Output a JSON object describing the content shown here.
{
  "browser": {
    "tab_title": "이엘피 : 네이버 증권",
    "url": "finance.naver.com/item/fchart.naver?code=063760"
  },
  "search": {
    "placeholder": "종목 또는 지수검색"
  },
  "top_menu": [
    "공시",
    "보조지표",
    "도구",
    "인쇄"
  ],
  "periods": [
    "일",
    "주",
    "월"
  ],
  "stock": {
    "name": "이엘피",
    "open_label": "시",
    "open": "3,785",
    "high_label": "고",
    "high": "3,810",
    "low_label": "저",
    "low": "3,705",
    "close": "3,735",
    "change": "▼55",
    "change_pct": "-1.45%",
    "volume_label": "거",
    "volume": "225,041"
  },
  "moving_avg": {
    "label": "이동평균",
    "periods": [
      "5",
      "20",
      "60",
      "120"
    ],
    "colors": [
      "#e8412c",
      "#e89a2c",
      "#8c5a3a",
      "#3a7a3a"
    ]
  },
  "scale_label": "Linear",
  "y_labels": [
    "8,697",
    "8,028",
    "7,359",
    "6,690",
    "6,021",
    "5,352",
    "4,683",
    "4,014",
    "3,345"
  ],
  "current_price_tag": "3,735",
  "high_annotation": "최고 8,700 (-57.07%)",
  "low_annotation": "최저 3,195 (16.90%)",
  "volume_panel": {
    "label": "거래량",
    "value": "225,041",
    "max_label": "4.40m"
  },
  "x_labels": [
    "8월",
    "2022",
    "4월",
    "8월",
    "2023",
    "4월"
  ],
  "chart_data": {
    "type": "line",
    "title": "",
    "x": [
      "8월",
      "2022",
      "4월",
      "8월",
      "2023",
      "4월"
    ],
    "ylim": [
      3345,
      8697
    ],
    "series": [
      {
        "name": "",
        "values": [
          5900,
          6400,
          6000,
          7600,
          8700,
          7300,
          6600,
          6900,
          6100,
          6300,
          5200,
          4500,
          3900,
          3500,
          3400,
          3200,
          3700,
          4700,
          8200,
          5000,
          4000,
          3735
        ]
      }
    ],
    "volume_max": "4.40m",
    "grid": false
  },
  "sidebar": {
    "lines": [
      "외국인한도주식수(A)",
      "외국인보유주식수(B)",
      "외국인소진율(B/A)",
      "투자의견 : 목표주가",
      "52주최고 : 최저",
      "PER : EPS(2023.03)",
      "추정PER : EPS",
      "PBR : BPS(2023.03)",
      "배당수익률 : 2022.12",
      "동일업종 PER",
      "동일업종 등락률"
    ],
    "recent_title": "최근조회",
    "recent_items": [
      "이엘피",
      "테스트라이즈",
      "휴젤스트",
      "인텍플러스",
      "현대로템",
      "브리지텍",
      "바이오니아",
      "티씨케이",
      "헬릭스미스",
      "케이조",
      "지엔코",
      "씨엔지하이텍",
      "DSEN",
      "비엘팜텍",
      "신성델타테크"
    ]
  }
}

==================================================

## Goal
Write out all records exactly, keeping every detail.

## Result for this exercise
Output a JSON object describing the content shown here.
{
  "browser": {
    "tab_title": "이엘피 : 네이버 증권",
    "url": "finance.naver.com/item/fchart.naver?code=063760"
  },
  "search": {
    "placeholder": "종목 또는 지수검색"
  },
  "top_menu": [
    "공시",
    "보조지표",
    "도구",
    "인쇄"
  ],
  "periods": [
    "일",
    "주",
    "월"
  ],
  "stock": {
    "name": "이엘피",
    "open_label": "시",
    "open": "3,785",
    "high_label": "고",
    "high": "3,810",
    "low_label": "저",
    "low": "3,705",
    "close": "3,735",
    "change": "▼55",
    "change_pct": "-1.45%",
    "volume_label": "거",
    "volume": "225,041"
  },
  "moving_avg": {
    "label": "이동평균",
    "periods": [
      "5",
      "20",
      "60",
      "120"
    ],
    "colors": [
      "#e8412c",
      "#e89a2c",
      "#8c5a3a",
      "#3a7a3a"
    ]
  },
  "scale_label": "Linear",
  "y_labels": [
    "8,697",
    "8,028",
    "7,359",
    "6,690",
    "6,021",
    "5,352",
    "4,683",
    "4,014",
    "3,345"
  ],
  "current_price_tag": "3,735",
  "high_annotation": "최고 8,700 (-57.07%)",
  "low_annotation": "최저 3,195 (16.90%)",
  "volume_panel": {
    "label": "거래량",
    "value": "225,041",
    "max_label": "4.40m"
  },
  "x_labels": [
    "8월",
    "2022",
    "4월",
    "8월",
    "2023",
    "4월"
  ],
  "chart_data": {
    "type": "line",
    "title": "",
    "x": [
      "8월",
      "2022",
      "4월",
      "8월",
      "2023",
      "4월"
    ],
    "ylim": [
      3345,
      8697
    ],
    "series": [
      {
        "name": "",
        "values": [
          5900,
          6400,
          6000,
          7600,
          8700,
          7300,
          6600,
          6900,
          6100,
          6300,
          5200,
          4500,
          3900,
          3500,
          3400,
          3200,
          3700,
          4700,
          8200,
          5000,
          4000,
          3735
        ]
      }
    ],
    "volume_max": "4.40m",
    "grid": false
  },
  "sidebar": {
    "lines": [
      "외국인한도주식수(A)",
      "외국인보유주식수(B)",
      "외국인소진율(B/A)",
      "투자의견 : 목표주가",
      "52주최고 : 최저",
      "PER : EPS(2023.03)",
      "추정PER : EPS",
      "PBR : BPS(2023.03)",
      "배당수익률 : 2022.12",
      "동일업종 PER",
      "동일업종 등락률"
    ],
    "recent_title": "최근조회",
    "recent_items": [
      "이엘피",
      "테스트라이즈",
      "휴젤스트",
      "인텍플러스",
      "현대로템",
      "브리지텍",
      "바이오니아",
      "티씨케이",
      "헬릭스미스",
      "케이조",
      "지엔코",
      "씨엔지하이텍",
      "DSEN",
      "비엘팜텍",
      "신성델타테크"
    ]
  }
}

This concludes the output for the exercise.